WHAT YOU HAVE TO DO ▸ Set down the records once more, please, exactly and with the pictures left out.

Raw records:
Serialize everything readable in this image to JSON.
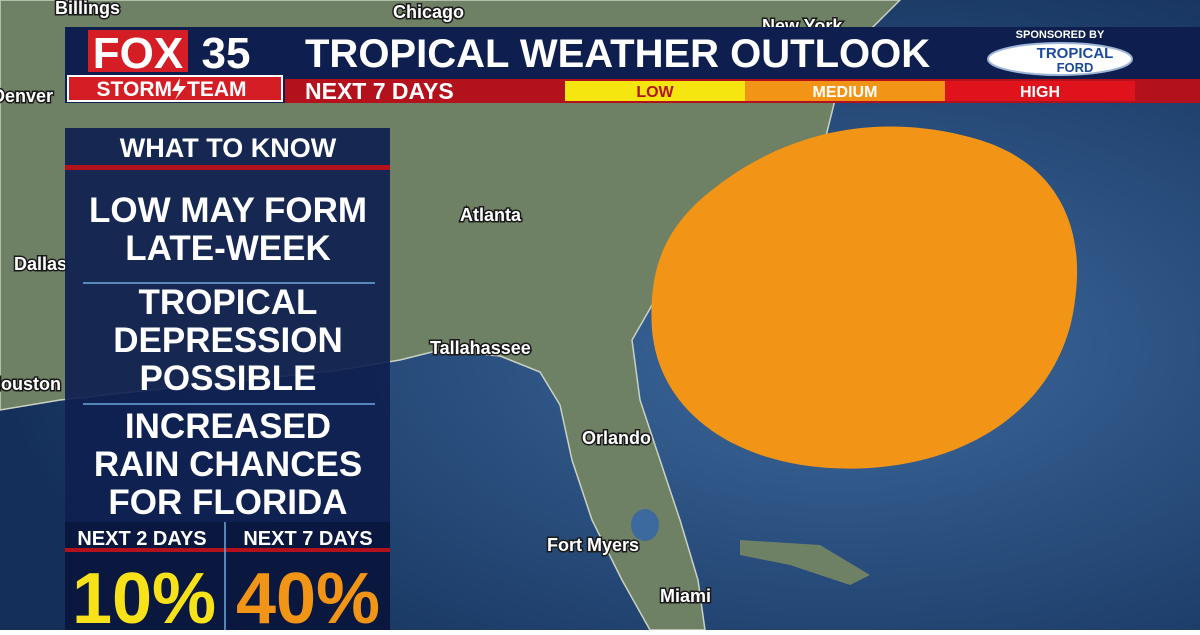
{
  "header": {
    "logo": {
      "brand": "FOX",
      "channel": "35",
      "team_left": "STORM",
      "team_right": "TEAM"
    },
    "title": "TROPICAL WEATHER OUTLOOK",
    "subtitle": "NEXT 7 DAYS",
    "sponsor": {
      "label": "SPONSORED BY",
      "name_top": "TROPICAL",
      "name_bottom": "FORD"
    }
  },
  "legend": [
    "LOW",
    "MEDIUM",
    "HIGH"
  ],
  "panel": {
    "title": "WHAT TO KNOW",
    "items": [
      [
        "LOW MAY FORM",
        "LATE-WEEK"
      ],
      [
        "TROPICAL",
        "DEPRESSION",
        "POSSIBLE"
      ],
      [
        "INCREASED",
        "RAIN CHANCES",
        "FOR FLORIDA"
      ]
    ],
    "odds": [
      {
        "label": "NEXT 2 DAYS",
        "value": "10%"
      },
      {
        "label": "NEXT 7 DAYS",
        "value": "40%"
      }
    ]
  },
  "map": {
    "cities": [
      "Billings",
      "Chicago",
      "New York",
      "Denver",
      "Dallas",
      "Atlanta",
      "Tallahassee",
      "Houston",
      "Orlando",
      "Fort Myers",
      "Miami"
    ]
  }
}
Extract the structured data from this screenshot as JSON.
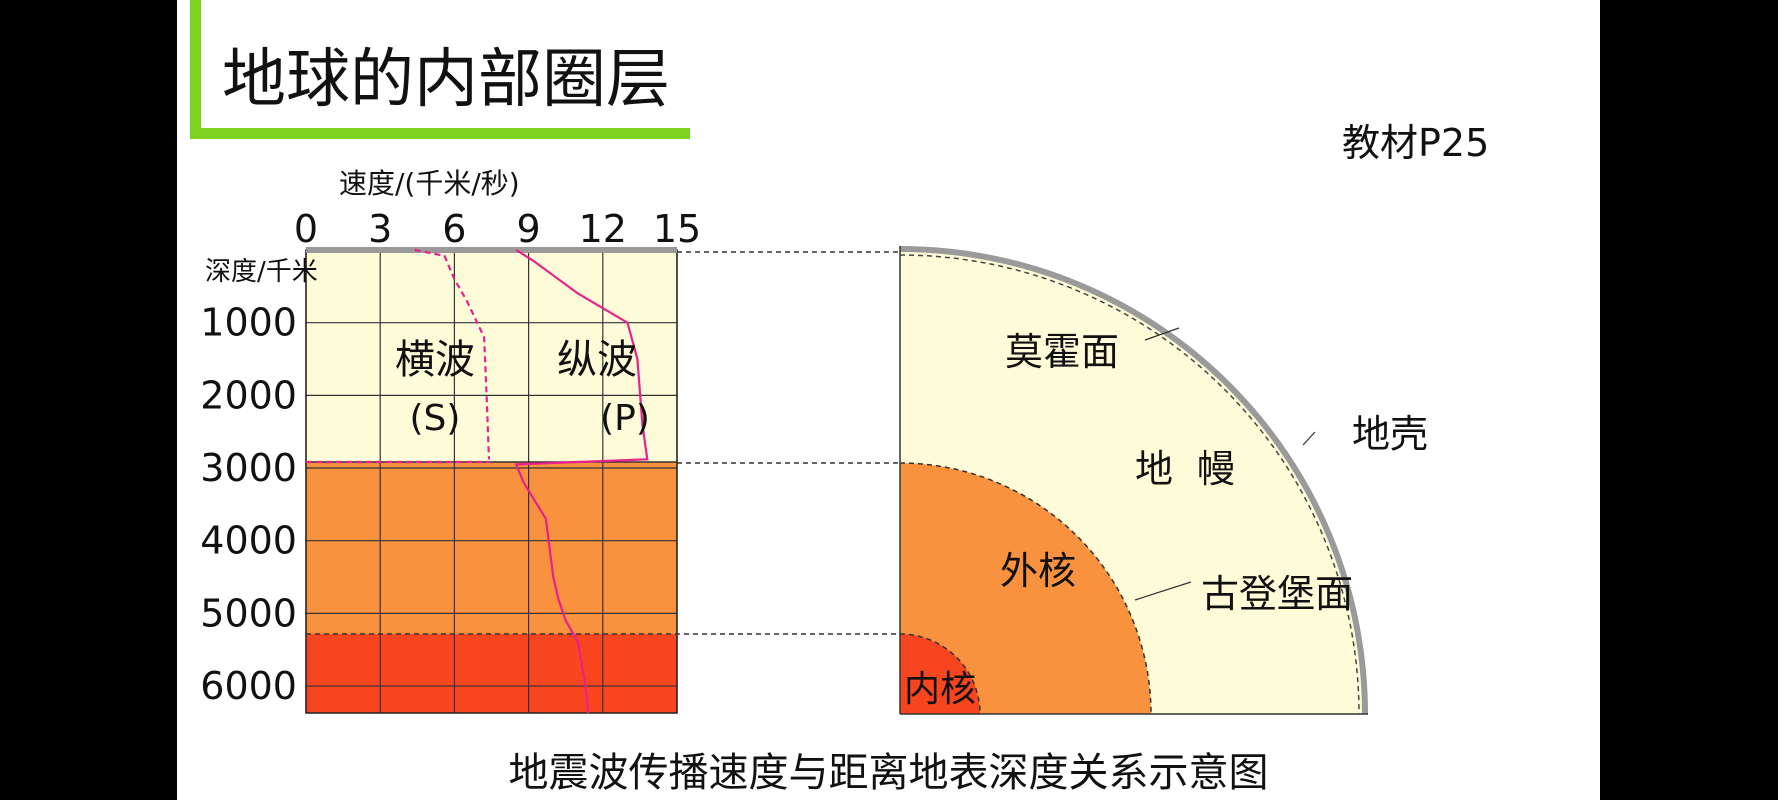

WRITTEN ANSWER ▸
Serialize everything readable in this image to JSON.
{
  "header": {
    "logo": {
      "brand": "FOX",
      "channel": "35",
      "team_left": "STORM",
      "team_right": "TEAM"
    },
    "title": "TROPICAL WEATHER OUTLOOK",
    "subtitle": "NEXT 7 DAYS",
    "sponsor": {
      "label": "SPONSORED BY",
      "name_top": "TROPICAL",
      "name_bottom": "FORD"
    }
  },
  "legend": [
    "LOW",
    "MEDIUM",
    "HIGH"
  ],
  "panel": {
    "title": "WHAT TO KNOW",
    "items": [
      [
        "LOW MAY FORM",
        "LATE-WEEK"
      ],
      [
        "TROPICAL",
        "DEPRESSION",
        "POSSIBLE"
      ],
      [
        "INCREASED",
        "RAIN CHANCES",
        "FOR FLORIDA"
      ]
    ],
    "odds": [
      {
        "label": "NEXT 2 DAYS",
        "value": "10%"
      },
      {
        "label": "NEXT 7 DAYS",
        "value": "40%"
      }
    ]
  },
  "map": {
    "cities": [
      "Billings",
      "Chicago",
      "New York",
      "Denver",
      "Dallas",
      "Atlanta",
      "Tallahassee",
      "Houston",
      "Orlando",
      "Fort Myers",
      "Miami"
    ]
  }
}
Extract the structured data from this screenshot as JSON.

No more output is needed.